GOAL>
Leave the pictures out and print every record below exactly as it stands.

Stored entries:
____________

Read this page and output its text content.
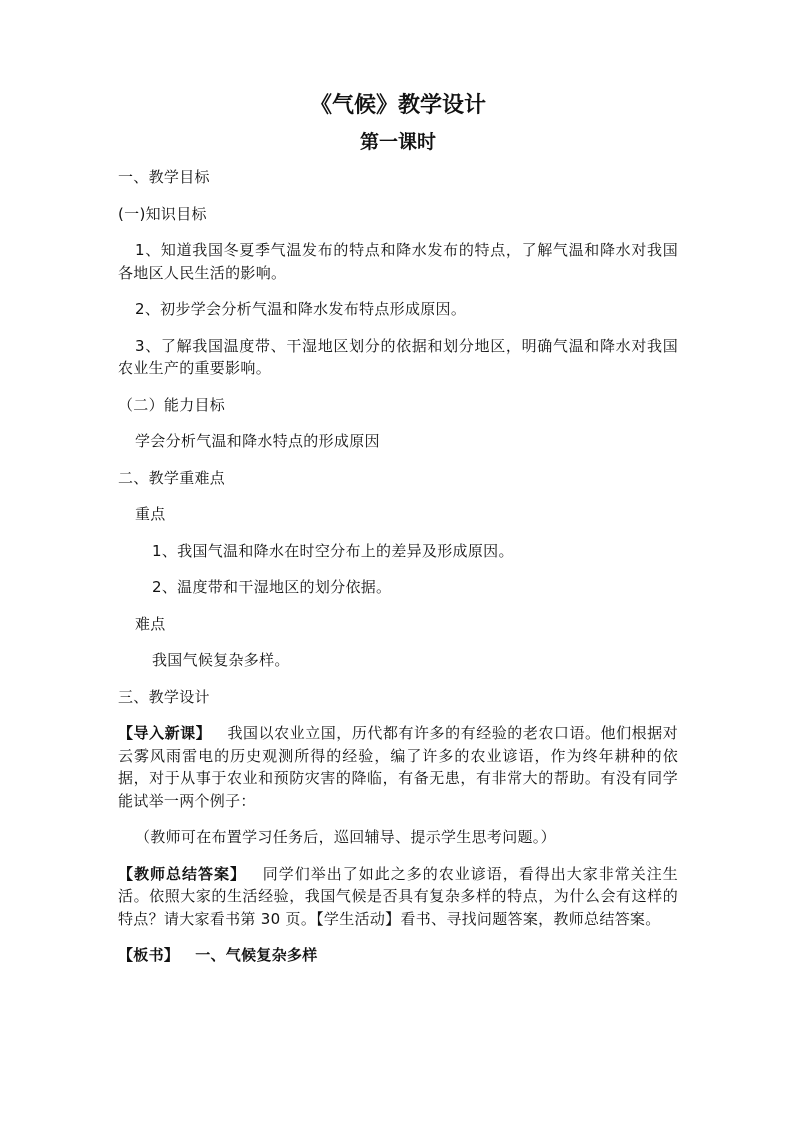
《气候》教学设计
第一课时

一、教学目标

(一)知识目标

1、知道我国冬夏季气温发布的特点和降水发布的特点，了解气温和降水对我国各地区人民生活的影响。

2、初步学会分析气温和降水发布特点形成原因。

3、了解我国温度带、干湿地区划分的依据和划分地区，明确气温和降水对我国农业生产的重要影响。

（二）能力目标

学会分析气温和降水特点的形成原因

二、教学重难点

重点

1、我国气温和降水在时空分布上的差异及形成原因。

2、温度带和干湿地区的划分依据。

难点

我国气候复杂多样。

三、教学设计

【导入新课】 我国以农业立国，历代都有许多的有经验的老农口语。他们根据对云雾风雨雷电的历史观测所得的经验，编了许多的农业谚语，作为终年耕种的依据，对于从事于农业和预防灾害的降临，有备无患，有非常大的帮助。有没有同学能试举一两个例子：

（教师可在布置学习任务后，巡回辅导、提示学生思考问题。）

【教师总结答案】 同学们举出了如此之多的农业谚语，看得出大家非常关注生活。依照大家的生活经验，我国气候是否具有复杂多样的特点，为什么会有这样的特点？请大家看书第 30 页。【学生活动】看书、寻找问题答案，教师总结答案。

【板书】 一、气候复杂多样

____________

SOLUTION FOR THIS EXERCISE>
Read this page and output its text content.
《气候》教学设计
第一课时

一、教学目标

(一)知识目标

1、知道我国冬夏季气温发布的特点和降水发布的特点，了解气温和降水对我国各地区人民生活的影响。

2、初步学会分析气温和降水发布特点形成原因。

3、了解我国温度带、干湿地区划分的依据和划分地区，明确气温和降水对我国农业生产的重要影响。

（二）能力目标

学会分析气温和降水特点的形成原因

二、教学重难点

重点

1、我国气温和降水在时空分布上的差异及形成原因。

2、温度带和干湿地区的划分依据。

难点

我国气候复杂多样。

三、教学设计

【导入新课】 我国以农业立国，历代都有许多的有经验的老农口语。他们根据对云雾风雨雷电的历史观测所得的经验，编了许多的农业谚语，作为终年耕种的依据，对于从事于农业和预防灾害的降临，有备无患，有非常大的帮助。有没有同学能试举一两个例子：

（教师可在布置学习任务后，巡回辅导、提示学生思考问题。）

【教师总结答案】 同学们举出了如此之多的农业谚语，看得出大家非常关注生活。依照大家的生活经验，我国气候是否具有复杂多样的特点，为什么会有这样的特点？请大家看书第 30 页。【学生活动】看书、寻找问题答案，教师总结答案。

【板书】 一、气候复杂多样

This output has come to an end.